[Dataset items]
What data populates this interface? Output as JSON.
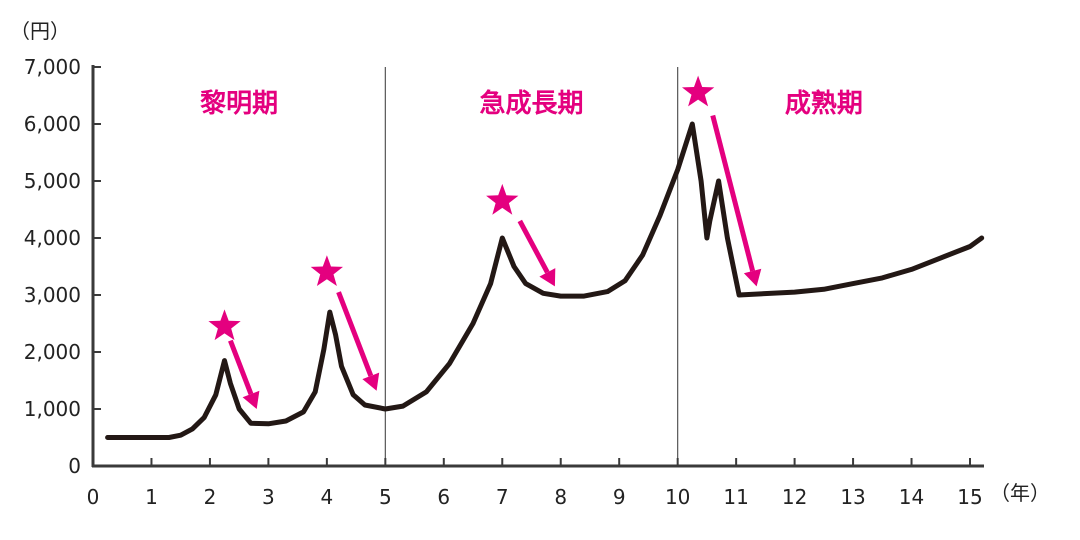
{
  "chart_data": {
    "type": "line",
    "y_unit": "（円）",
    "x_unit": "（年）",
    "xlim": [
      0,
      15
    ],
    "ylim": [
      0,
      7000
    ],
    "x_ticks": [
      0,
      1,
      2,
      3,
      4,
      5,
      6,
      7,
      8,
      9,
      10,
      11,
      12,
      13,
      14,
      15
    ],
    "y_ticks": [
      0,
      1000,
      2000,
      3000,
      4000,
      5000,
      6000,
      7000
    ],
    "y_tick_labels": [
      "0",
      "1,000",
      "2,000",
      "3,000",
      "4,000",
      "5,000",
      "6,000",
      "7,000"
    ],
    "grid": false,
    "colors": {
      "line": "#231815",
      "accent": "#e4007f",
      "divider": "#555555"
    },
    "phases": [
      {
        "label": "黎明期",
        "center_x": 2.5
      },
      {
        "label": "急成長期",
        "center_x": 7.5
      },
      {
        "label": "成熟期",
        "center_x": 12.5
      }
    ],
    "dividers_x": [
      5,
      10
    ],
    "series": [
      {
        "points": [
          [
            0.25,
            500
          ],
          [
            1.3,
            500
          ],
          [
            1.5,
            540
          ],
          [
            1.7,
            650
          ],
          [
            1.9,
            850
          ],
          [
            2.1,
            1250
          ],
          [
            2.25,
            1850
          ],
          [
            2.35,
            1450
          ],
          [
            2.5,
            1000
          ],
          [
            2.7,
            750
          ],
          [
            3.0,
            740
          ],
          [
            3.3,
            790
          ],
          [
            3.6,
            950
          ],
          [
            3.8,
            1300
          ],
          [
            3.95,
            2050
          ],
          [
            4.05,
            2700
          ],
          [
            4.15,
            2300
          ],
          [
            4.25,
            1750
          ],
          [
            4.45,
            1250
          ],
          [
            4.65,
            1070
          ],
          [
            5.0,
            1000
          ],
          [
            5.3,
            1050
          ],
          [
            5.7,
            1300
          ],
          [
            6.1,
            1800
          ],
          [
            6.5,
            2500
          ],
          [
            6.8,
            3200
          ],
          [
            7.0,
            4000
          ],
          [
            7.2,
            3500
          ],
          [
            7.4,
            3200
          ],
          [
            7.7,
            3030
          ],
          [
            8.0,
            2980
          ],
          [
            8.4,
            2980
          ],
          [
            8.8,
            3060
          ],
          [
            9.1,
            3250
          ],
          [
            9.4,
            3700
          ],
          [
            9.7,
            4400
          ],
          [
            10.0,
            5200
          ],
          [
            10.25,
            6000
          ],
          [
            10.4,
            5000
          ],
          [
            10.5,
            4000
          ],
          [
            10.55,
            4300
          ],
          [
            10.7,
            5000
          ],
          [
            10.85,
            4000
          ],
          [
            11.05,
            3000
          ],
          [
            12.0,
            3050
          ],
          [
            12.5,
            3100
          ],
          [
            13.0,
            3200
          ],
          [
            13.5,
            3300
          ],
          [
            14.0,
            3450
          ],
          [
            14.5,
            3650
          ],
          [
            15.0,
            3850
          ],
          [
            15.2,
            4000
          ]
        ]
      }
    ],
    "markers": [
      {
        "star": [
          2.25,
          2450
        ],
        "arrow_from": [
          2.35,
          2200
        ],
        "arrow_to": [
          2.8,
          1000
        ]
      },
      {
        "star": [
          4.0,
          3400
        ],
        "arrow_from": [
          4.2,
          3050
        ],
        "arrow_to": [
          4.85,
          1320
        ]
      },
      {
        "star": [
          7.0,
          4650
        ],
        "arrow_from": [
          7.3,
          4300
        ],
        "arrow_to": [
          7.9,
          3150
        ]
      },
      {
        "star": [
          10.35,
          6550
        ],
        "arrow_from": [
          10.6,
          6150
        ],
        "arrow_to": [
          11.35,
          3150
        ]
      }
    ]
  }
}
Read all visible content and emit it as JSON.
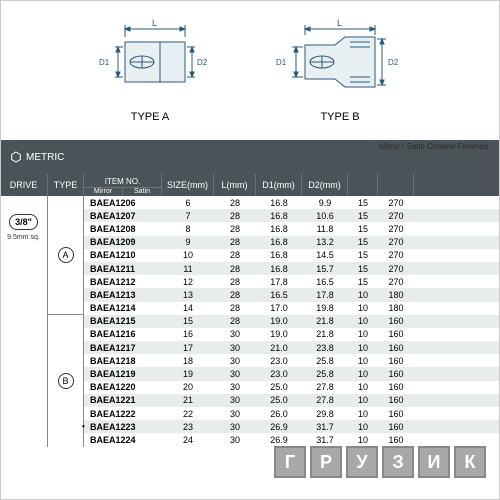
{
  "diagram": {
    "typeA": {
      "label": "TYPE A",
      "L": "L",
      "D1": "D1",
      "D2": "D2"
    },
    "typeB": {
      "label": "TYPE B",
      "L": "L",
      "D1": "D1",
      "D2": "D2"
    }
  },
  "header": {
    "metric": "METRIC",
    "finish": "Mirror / Satin Chrome Finished"
  },
  "columns": {
    "drive": "DRIVE",
    "type": "TYPE",
    "item_top": "ITEM NO.",
    "item_mirror": "Mirror",
    "item_satin": "Satin",
    "size": "SIZE(mm)",
    "l": "L(mm)",
    "d1": "D1(mm)",
    "d2": "D2(mm)",
    "c7": "",
    "c8": ""
  },
  "drive": {
    "badge": "3/8\"",
    "sub": "9.5mm sq."
  },
  "types": {
    "a": "A",
    "b": "B"
  },
  "rows": [
    {
      "item": "BAEA1206",
      "size": "6",
      "l": "28",
      "d1": "16.8",
      "d2": "9.9",
      "c7": "15",
      "c8": "270",
      "mark": ""
    },
    {
      "item": "BAEA1207",
      "size": "7",
      "l": "28",
      "d1": "16.8",
      "d2": "10.6",
      "c7": "15",
      "c8": "270",
      "mark": ""
    },
    {
      "item": "BAEA1208",
      "size": "8",
      "l": "28",
      "d1": "16.8",
      "d2": "11.8",
      "c7": "15",
      "c8": "270",
      "mark": ""
    },
    {
      "item": "BAEA1209",
      "size": "9",
      "l": "28",
      "d1": "16.8",
      "d2": "13.2",
      "c7": "15",
      "c8": "270",
      "mark": ""
    },
    {
      "item": "BAEA1210",
      "size": "10",
      "l": "28",
      "d1": "16.8",
      "d2": "14.5",
      "c7": "15",
      "c8": "270",
      "mark": ""
    },
    {
      "item": "BAEA1211",
      "size": "11",
      "l": "28",
      "d1": "16.8",
      "d2": "15.7",
      "c7": "15",
      "c8": "270",
      "mark": ""
    },
    {
      "item": "BAEA1212",
      "size": "12",
      "l": "28",
      "d1": "17.8",
      "d2": "16.5",
      "c7": "15",
      "c8": "270",
      "mark": ""
    },
    {
      "item": "BAEA1213",
      "size": "13",
      "l": "28",
      "d1": "16.5",
      "d2": "17.8",
      "c7": "10",
      "c8": "180",
      "mark": ""
    },
    {
      "item": "BAEA1214",
      "size": "14",
      "l": "28",
      "d1": "17.0",
      "d2": "19.8",
      "c7": "10",
      "c8": "180",
      "mark": ""
    },
    {
      "item": "BAEA1215",
      "size": "15",
      "l": "28",
      "d1": "19.0",
      "d2": "21.8",
      "c7": "10",
      "c8": "160",
      "mark": ""
    },
    {
      "item": "BAEA1216",
      "size": "16",
      "l": "30",
      "d1": "19.0",
      "d2": "21.8",
      "c7": "10",
      "c8": "160",
      "mark": ""
    },
    {
      "item": "BAEA1217",
      "size": "17",
      "l": "30",
      "d1": "21.0",
      "d2": "23.8",
      "c7": "10",
      "c8": "160",
      "mark": ""
    },
    {
      "item": "BAEA1218",
      "size": "18",
      "l": "30",
      "d1": "23.0",
      "d2": "25.8",
      "c7": "10",
      "c8": "160",
      "mark": ""
    },
    {
      "item": "BAEA1219",
      "size": "19",
      "l": "30",
      "d1": "23.0",
      "d2": "25.8",
      "c7": "10",
      "c8": "160",
      "mark": ""
    },
    {
      "item": "BAEA1220",
      "size": "20",
      "l": "30",
      "d1": "25.0",
      "d2": "27.8",
      "c7": "10",
      "c8": "160",
      "mark": ""
    },
    {
      "item": "BAEA1221",
      "size": "21",
      "l": "30",
      "d1": "25.0",
      "d2": "27.8",
      "c7": "10",
      "c8": "160",
      "mark": ""
    },
    {
      "item": "BAEA1222",
      "size": "22",
      "l": "30",
      "d1": "26.0",
      "d2": "29.8",
      "c7": "10",
      "c8": "160",
      "mark": ""
    },
    {
      "item": "BAEA1223",
      "size": "23",
      "l": "30",
      "d1": "26.9",
      "d2": "31.7",
      "c7": "10",
      "c8": "160",
      "mark": "•"
    },
    {
      "item": "BAEA1224",
      "size": "24",
      "l": "30",
      "d1": "26.9",
      "d2": "31.7",
      "c7": "10",
      "c8": "160",
      "mark": ""
    }
  ],
  "typeA_count": 9,
  "watermark": [
    "Г",
    "Р",
    "У",
    "З",
    "И",
    "К"
  ],
  "colors": {
    "header_bg": "#4a5458",
    "row_alt": "#e8eced",
    "line": "#2a5a7a"
  }
}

Your task: Read through the data and copy every line where "JSON" shows up.

Finished exercise:
What data populates this interface? Output as JSON.
Read all visible content and emit it as JSON.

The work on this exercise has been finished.